PROBLEM:
Identify every line containing the word "JSON" and reproduce each one.

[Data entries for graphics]

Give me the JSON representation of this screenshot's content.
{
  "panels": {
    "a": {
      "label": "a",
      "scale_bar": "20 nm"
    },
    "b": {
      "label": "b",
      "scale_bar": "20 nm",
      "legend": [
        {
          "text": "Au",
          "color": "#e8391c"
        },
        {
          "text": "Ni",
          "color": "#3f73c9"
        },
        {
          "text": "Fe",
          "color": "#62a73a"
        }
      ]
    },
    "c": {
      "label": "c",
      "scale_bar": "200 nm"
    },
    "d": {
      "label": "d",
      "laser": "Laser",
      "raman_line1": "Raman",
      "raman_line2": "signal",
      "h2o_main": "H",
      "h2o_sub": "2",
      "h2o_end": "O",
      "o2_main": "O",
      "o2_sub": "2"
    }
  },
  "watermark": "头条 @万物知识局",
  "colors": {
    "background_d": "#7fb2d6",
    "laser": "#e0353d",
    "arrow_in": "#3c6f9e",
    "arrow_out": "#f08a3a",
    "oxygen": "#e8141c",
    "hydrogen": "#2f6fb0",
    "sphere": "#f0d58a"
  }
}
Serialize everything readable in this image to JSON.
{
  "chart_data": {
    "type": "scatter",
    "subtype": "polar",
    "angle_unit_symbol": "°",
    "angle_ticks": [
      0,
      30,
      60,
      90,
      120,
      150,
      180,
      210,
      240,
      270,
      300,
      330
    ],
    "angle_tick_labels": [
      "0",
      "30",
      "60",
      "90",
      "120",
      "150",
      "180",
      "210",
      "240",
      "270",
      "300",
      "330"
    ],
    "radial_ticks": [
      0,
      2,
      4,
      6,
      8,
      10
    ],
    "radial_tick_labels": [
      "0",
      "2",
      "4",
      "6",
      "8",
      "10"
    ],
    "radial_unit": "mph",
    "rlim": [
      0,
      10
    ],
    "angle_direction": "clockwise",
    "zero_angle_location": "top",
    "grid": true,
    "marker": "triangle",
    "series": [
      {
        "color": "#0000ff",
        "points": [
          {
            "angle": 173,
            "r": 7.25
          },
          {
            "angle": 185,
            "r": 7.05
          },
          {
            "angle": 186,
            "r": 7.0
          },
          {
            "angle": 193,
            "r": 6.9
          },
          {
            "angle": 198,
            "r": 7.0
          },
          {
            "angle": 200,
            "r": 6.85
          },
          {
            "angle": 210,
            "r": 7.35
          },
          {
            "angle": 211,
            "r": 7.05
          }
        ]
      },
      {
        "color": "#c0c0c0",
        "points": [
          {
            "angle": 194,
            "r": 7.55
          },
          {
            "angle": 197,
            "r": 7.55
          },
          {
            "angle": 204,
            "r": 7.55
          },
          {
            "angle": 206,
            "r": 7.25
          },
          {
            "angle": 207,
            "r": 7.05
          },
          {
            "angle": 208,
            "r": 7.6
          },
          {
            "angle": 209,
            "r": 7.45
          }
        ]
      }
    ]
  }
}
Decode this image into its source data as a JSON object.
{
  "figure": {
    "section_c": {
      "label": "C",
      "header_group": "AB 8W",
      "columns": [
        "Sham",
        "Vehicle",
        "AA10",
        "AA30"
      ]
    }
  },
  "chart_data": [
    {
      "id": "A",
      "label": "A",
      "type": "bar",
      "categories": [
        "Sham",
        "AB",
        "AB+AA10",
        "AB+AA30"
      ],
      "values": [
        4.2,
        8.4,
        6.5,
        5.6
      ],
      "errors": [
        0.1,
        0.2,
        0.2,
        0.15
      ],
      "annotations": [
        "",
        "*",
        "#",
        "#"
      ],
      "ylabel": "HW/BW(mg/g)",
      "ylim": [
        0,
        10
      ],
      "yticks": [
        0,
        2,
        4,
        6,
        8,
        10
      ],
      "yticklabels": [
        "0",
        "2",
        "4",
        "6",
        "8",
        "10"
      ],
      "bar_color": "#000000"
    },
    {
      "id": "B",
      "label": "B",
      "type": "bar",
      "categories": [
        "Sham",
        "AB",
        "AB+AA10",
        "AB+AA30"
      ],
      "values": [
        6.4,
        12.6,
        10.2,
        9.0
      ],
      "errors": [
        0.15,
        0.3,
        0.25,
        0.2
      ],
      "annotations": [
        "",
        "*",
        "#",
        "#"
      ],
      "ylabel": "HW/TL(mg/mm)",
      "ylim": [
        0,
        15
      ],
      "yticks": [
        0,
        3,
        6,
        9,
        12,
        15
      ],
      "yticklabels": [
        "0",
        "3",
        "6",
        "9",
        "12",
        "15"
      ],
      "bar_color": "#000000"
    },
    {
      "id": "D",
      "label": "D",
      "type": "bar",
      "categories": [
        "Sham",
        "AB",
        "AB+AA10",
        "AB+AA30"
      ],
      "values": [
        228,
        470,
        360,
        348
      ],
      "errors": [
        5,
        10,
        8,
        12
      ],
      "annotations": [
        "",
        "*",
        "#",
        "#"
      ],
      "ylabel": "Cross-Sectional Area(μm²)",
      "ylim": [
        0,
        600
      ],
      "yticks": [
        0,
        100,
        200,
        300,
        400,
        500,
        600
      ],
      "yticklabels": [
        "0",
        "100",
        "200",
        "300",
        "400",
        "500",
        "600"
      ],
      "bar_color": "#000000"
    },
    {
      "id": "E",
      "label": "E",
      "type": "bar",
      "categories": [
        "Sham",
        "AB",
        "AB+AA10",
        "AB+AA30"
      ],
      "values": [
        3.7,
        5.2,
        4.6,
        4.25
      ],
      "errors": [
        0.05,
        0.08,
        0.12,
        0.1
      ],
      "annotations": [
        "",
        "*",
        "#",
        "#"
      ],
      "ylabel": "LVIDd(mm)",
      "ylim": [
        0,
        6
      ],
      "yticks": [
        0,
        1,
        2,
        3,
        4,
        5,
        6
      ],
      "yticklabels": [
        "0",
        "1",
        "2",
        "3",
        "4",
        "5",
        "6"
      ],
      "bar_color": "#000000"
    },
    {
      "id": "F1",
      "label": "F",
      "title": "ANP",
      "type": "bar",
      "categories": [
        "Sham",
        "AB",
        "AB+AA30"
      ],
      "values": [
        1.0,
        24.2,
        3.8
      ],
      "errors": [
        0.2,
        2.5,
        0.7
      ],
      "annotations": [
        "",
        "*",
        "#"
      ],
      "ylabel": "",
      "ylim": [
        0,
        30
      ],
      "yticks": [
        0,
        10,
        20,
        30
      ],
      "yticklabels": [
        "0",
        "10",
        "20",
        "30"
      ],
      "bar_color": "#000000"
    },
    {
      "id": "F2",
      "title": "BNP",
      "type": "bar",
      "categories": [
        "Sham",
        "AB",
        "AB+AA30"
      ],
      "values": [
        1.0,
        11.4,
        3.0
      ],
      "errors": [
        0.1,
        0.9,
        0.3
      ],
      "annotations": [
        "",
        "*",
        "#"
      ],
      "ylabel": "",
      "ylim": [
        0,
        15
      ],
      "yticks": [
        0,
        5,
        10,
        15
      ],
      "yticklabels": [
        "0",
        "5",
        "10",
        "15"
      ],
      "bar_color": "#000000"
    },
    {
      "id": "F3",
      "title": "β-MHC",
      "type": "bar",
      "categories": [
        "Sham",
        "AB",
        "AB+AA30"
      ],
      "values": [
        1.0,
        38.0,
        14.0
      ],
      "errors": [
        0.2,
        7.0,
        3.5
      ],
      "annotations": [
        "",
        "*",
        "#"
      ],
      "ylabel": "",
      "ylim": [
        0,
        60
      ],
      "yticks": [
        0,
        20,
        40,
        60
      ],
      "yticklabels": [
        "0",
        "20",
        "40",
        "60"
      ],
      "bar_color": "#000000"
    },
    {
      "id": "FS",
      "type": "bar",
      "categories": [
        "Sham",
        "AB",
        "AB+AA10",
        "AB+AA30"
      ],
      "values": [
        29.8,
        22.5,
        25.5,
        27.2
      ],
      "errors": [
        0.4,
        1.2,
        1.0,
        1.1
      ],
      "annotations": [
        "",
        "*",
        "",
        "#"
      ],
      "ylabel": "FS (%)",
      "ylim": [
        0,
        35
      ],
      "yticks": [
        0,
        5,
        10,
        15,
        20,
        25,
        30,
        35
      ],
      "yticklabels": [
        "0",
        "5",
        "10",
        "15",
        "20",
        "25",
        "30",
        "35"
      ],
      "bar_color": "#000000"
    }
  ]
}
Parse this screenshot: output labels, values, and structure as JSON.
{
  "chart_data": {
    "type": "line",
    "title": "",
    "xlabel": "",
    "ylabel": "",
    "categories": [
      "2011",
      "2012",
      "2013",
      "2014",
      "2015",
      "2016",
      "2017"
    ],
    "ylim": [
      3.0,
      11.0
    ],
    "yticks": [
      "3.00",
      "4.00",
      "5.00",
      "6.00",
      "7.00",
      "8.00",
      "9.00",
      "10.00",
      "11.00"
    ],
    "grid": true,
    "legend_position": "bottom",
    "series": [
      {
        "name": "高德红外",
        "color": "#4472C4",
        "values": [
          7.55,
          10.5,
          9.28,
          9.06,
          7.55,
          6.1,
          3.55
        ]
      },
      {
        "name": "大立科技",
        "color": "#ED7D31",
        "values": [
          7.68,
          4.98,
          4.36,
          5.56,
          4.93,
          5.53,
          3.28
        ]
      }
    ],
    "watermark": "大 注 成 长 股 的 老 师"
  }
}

ANSWER TO THE PROBLEM:
Give me the JSON representation of this screenshot's content.
Serialize everything readable in this image to JSON.
Decode this image into its source data as a JSON object.
Parse this screenshot: output labels, values, and structure as JSON.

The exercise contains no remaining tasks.